---- Records provided

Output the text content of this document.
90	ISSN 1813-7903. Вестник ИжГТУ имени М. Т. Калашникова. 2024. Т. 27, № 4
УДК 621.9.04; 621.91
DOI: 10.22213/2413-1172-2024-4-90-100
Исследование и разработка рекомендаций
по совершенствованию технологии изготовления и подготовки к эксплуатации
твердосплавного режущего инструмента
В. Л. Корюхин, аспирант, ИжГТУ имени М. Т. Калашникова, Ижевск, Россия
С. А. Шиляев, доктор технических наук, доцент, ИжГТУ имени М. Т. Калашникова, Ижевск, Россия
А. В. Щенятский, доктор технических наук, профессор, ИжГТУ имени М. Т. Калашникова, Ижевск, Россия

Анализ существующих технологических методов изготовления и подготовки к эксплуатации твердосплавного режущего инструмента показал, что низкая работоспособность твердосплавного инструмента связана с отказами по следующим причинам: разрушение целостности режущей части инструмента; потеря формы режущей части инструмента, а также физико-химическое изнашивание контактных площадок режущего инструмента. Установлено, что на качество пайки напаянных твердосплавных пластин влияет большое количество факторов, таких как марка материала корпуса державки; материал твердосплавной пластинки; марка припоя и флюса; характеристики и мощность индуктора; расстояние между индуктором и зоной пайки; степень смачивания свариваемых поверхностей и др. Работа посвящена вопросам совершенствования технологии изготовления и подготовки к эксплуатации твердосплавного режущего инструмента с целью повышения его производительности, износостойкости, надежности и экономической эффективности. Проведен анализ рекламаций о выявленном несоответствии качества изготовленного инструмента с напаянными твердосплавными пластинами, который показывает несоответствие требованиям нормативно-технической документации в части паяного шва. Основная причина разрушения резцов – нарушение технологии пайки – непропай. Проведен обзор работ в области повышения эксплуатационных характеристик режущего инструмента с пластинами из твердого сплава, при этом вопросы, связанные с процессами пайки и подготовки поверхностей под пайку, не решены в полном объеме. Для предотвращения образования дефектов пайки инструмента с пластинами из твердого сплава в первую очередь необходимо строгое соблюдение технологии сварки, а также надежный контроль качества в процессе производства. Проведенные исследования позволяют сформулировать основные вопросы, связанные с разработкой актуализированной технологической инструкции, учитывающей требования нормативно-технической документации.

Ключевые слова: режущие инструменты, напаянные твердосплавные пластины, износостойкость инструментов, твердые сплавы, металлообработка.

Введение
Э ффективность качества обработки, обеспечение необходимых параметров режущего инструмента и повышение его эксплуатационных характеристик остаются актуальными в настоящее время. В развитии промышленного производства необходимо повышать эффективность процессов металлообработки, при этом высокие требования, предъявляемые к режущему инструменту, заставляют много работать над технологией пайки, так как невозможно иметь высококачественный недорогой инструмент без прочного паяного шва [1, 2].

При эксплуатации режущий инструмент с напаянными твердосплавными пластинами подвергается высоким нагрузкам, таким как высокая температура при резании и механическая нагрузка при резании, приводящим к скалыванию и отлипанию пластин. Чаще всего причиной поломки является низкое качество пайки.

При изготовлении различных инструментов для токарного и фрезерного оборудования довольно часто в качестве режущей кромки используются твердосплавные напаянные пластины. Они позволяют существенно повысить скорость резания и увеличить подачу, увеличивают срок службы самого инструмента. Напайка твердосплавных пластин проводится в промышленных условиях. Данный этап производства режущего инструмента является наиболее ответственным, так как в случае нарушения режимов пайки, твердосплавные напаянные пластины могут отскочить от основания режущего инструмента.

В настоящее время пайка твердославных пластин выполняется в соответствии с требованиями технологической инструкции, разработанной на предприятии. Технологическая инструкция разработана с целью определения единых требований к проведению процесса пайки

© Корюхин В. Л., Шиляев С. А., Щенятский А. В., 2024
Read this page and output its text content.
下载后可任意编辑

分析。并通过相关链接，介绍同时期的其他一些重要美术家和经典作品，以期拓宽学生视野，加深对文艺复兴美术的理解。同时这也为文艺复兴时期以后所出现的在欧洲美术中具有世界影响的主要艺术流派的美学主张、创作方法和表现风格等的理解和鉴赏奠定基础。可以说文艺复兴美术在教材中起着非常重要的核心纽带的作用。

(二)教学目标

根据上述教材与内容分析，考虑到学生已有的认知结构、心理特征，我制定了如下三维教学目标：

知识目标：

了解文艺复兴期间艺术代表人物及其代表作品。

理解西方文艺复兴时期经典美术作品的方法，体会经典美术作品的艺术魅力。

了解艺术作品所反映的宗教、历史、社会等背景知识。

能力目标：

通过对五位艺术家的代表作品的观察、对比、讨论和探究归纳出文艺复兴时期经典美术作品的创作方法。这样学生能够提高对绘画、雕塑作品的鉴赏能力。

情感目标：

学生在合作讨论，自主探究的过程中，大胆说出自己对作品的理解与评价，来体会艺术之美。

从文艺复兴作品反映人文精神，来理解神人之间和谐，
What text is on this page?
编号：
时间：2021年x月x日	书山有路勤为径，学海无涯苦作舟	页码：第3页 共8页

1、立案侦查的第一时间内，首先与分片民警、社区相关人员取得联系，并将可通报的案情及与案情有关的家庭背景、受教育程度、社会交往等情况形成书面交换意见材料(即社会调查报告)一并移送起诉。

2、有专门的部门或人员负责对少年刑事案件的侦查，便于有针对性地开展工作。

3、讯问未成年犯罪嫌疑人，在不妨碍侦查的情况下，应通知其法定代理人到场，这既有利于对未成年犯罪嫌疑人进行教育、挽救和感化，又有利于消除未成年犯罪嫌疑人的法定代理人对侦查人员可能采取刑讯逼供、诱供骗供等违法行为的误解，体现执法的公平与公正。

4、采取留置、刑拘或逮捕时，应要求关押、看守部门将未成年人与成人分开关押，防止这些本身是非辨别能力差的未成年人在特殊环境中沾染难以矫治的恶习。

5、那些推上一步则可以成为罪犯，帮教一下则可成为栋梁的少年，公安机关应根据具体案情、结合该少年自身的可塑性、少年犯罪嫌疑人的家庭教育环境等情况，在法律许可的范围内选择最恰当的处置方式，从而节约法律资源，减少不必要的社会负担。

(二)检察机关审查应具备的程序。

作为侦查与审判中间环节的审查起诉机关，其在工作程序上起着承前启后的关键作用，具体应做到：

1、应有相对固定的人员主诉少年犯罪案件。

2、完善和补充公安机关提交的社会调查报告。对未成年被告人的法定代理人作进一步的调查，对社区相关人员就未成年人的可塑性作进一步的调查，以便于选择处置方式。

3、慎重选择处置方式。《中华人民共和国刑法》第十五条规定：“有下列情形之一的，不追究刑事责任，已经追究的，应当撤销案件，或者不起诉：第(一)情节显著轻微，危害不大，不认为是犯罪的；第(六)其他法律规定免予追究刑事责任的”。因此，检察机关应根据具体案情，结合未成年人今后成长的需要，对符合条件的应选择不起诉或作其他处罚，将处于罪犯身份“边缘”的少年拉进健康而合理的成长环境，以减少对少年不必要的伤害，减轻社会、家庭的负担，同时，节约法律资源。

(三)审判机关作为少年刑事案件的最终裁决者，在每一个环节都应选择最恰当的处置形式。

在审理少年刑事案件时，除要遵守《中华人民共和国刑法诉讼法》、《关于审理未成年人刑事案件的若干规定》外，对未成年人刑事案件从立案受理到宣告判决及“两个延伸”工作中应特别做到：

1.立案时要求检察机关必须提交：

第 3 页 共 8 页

--------

## Short problem:
Exactly as written above, please repeat the entries.

## Result of the task:
Output the text content of this document.
90	ISSN 1813-7903. Вестник ИжГТУ имени М. Т. Калашникова. 2024. Т. 27, № 4
УДК 621.9.04; 621.91
DOI: 10.22213/2413-1172-2024-4-90-100
Исследование и разработка рекомендаций
по совершенствованию технологии изготовления и подготовки к эксплуатации
твердосплавного режущего инструмента
В. Л. Корюхин, аспирант, ИжГТУ имени М. Т. Калашникова, Ижевск, Россия
С. А. Шиляев, доктор технических наук, доцент, ИжГТУ имени М. Т. Калашникова, Ижевск, Россия
А. В. Щенятский, доктор технических наук, профессор, ИжГТУ имени М. Т. Калашникова, Ижевск, Россия

Анализ существующих технологических методов изготовления и подготовки к эксплуатации твердосплавного режущего инструмента показал, что низкая работоспособность твердосплавного инструмента связана с отказами по следующим причинам: разрушение целостности режущей части инструмента; потеря формы режущей части инструмента, а также физико-химическое изнашивание контактных площадок режущего инструмента. Установлено, что на качество пайки напаянных твердосплавных пластин влияет большое количество факторов, таких как марка материала корпуса державки; материал твердосплавной пластинки; марка припоя и флюса; характеристики и мощность индуктора; расстояние между индуктором и зоной пайки; степень смачивания свариваемых поверхностей и др. Работа посвящена вопросам совершенствования технологии изготовления и подготовки к эксплуатации твердосплавного режущего инструмента с целью повышения его производительности, износостойкости, надежности и экономической эффективности. Проведен анализ рекламаций о выявленном несоответствии качества изготовленного инструмента с напаянными твердосплавными пластинами, который показывает несоответствие требованиям нормативно-технической документации в части паяного шва. Основная причина разрушения резцов – нарушение технологии пайки – непропай. Проведен обзор работ в области повышения эксплуатационных характеристик режущего инструмента с пластинами из твердого сплава, при этом вопросы, связанные с процессами пайки и подготовки поверхностей под пайку, не решены в полном объеме. Для предотвращения образования дефектов пайки инструмента с пластинами из твердого сплава в первую очередь необходимо строгое соблюдение технологии сварки, а также надежный контроль качества в процессе производства. Проведенные исследования позволяют сформулировать основные вопросы, связанные с разработкой актуализированной технологической инструкции, учитывающей требования нормативно-технической документации.

Ключевые слова: режущие инструменты, напаянные твердосплавные пластины, износостойкость инструментов, твердые сплавы, металлообработка.

Введение
Э ффективность качества обработки, обеспечение необходимых параметров режущего инструмента и повышение его эксплуатационных характеристик остаются актуальными в настоящее время. В развитии промышленного производства необходимо повышать эффективность процессов металлообработки, при этом высокие требования, предъявляемые к режущему инструменту, заставляют много работать над технологией пайки, так как невозможно иметь высококачественный недорогой инструмент без прочного паяного шва [1, 2].

При эксплуатации режущий инструмент с напаянными твердосплавными пластинами подвергается высоким нагрузкам, таким как высокая температура при резании и механическая нагрузка при резании, приводящим к скалыванию и отлипанию пластин. Чаще всего причиной поломки является низкое качество пайки.

При изготовлении различных инструментов для токарного и фрезерного оборудования довольно часто в качестве режущей кромки используются твердосплавные напаянные пластины. Они позволяют существенно повысить скорость резания и увеличить подачу, увеличивают срок службы самого инструмента. Напайка твердосплавных пластин проводится в промышленных условиях. Данный этап производства режущего инструмента является наиболее ответственным, так как в случае нарушения режимов пайки, твердосплавные напаянные пластины могут отскочить от основания режущего инструмента.

В настоящее время пайка твердославных пластин выполняется в соответствии с требованиями технологической инструкции, разработанной на предприятии. Технологическая инструкция разработана с целью определения единых требований к проведению процесса пайки

© Корюхин В. Л., Шиляев С. А., Щенятский А. В., 2024
Read this page and output its text content.
下载后可任意编辑

分析。并通过相关链接，介绍同时期的其他一些重要美术家和经典作品，以期拓宽学生视野，加深对文艺复兴美术的理解。同时这也为文艺复兴时期以后所出现的在欧洲美术中具有世界影响的主要艺术流派的美学主张、创作方法和表现风格等的理解和鉴赏奠定基础。可以说文艺复兴美术在教材中起着非常重要的核心纽带的作用。

(二)教学目标

根据上述教材与内容分析，考虑到学生已有的认知结构、心理特征，我制定了如下三维教学目标：

知识目标：

了解文艺复兴期间艺术代表人物及其代表作品。

理解西方文艺复兴时期经典美术作品的方法，体会经典美术作品的艺术魅力。

了解艺术作品所反映的宗教、历史、社会等背景知识。

能力目标：

通过对五位艺术家的代表作品的观察、对比、讨论和探究归纳出文艺复兴时期经典美术作品的创作方法。这样学生能够提高对绘画、雕塑作品的鉴赏能力。

情感目标：

学生在合作讨论，自主探究的过程中，大胆说出自己对作品的理解与评价，来体会艺术之美。

从文艺复兴作品反映人文精神，来理解神人之间和谐，
What text is on this page?
编号：
时间：2021年x月x日	书山有路勤为径，学海无涯苦作舟	页码：第3页 共8页

1、立案侦查的第一时间内，首先与分片民警、社区相关人员取得联系，并将可通报的案情及与案情有关的家庭背景、受教育程度、社会交往等情况形成书面交换意见材料(即社会调查报告)一并移送起诉。

2、有专门的部门或人员负责对少年刑事案件的侦查，便于有针对性地开展工作。

3、讯问未成年犯罪嫌疑人，在不妨碍侦查的情况下，应通知其法定代理人到场，这既有利于对未成年犯罪嫌疑人进行教育、挽救和感化，又有利于消除未成年犯罪嫌疑人的法定代理人对侦查人员可能采取刑讯逼供、诱供骗供等违法行为的误解，体现执法的公平与公正。

4、采取留置、刑拘或逮捕时，应要求关押、看守部门将未成年人与成人分开关押，防止这些本身是非辨别能力差的未成年人在特殊环境中沾染难以矫治的恶习。

5、那些推上一步则可以成为罪犯，帮教一下则可成为栋梁的少年，公安机关应根据具体案情、结合该少年自身的可塑性、少年犯罪嫌疑人的家庭教育环境等情况，在法律许可的范围内选择最恰当的处置方式，从而节约法律资源，减少不必要的社会负担。

(二)检察机关审查应具备的程序。

作为侦查与审判中间环节的审查起诉机关，其在工作程序上起着承前启后的关键作用，具体应做到：

1、应有相对固定的人员主诉少年犯罪案件。

2、完善和补充公安机关提交的社会调查报告。对未成年被告人的法定代理人作进一步的调查，对社区相关人员就未成年人的可塑性作进一步的调查，以便于选择处置方式。

3、慎重选择处置方式。《中华人民共和国刑法》第十五条规定：“有下列情形之一的，不追究刑事责任，已经追究的，应当撤销案件，或者不起诉：第(一)情节显著轻微，危害不大，不认为是犯罪的；第(六)其他法律规定免予追究刑事责任的”。因此，检察机关应根据具体案情，结合未成年人今后成长的需要，对符合条件的应选择不起诉或作其他处罚，将处于罪犯身份“边缘”的少年拉进健康而合理的成长环境，以减少对少年不必要的伤害，减轻社会、家庭的负担，同时，节约法律资源。

(三)审判机关作为少年刑事案件的最终裁决者，在每一个环节都应选择最恰当的处置形式。

在审理少年刑事案件时，除要遵守《中华人民共和国刑法诉讼法》、《关于审理未成年人刑事案件的若干规定》外，对未成年人刑事案件从立案受理到宣告判决及“两个延伸”工作中应特别做到：

1.立案时要求检察机关必须提交：

第 3 页 共 8 页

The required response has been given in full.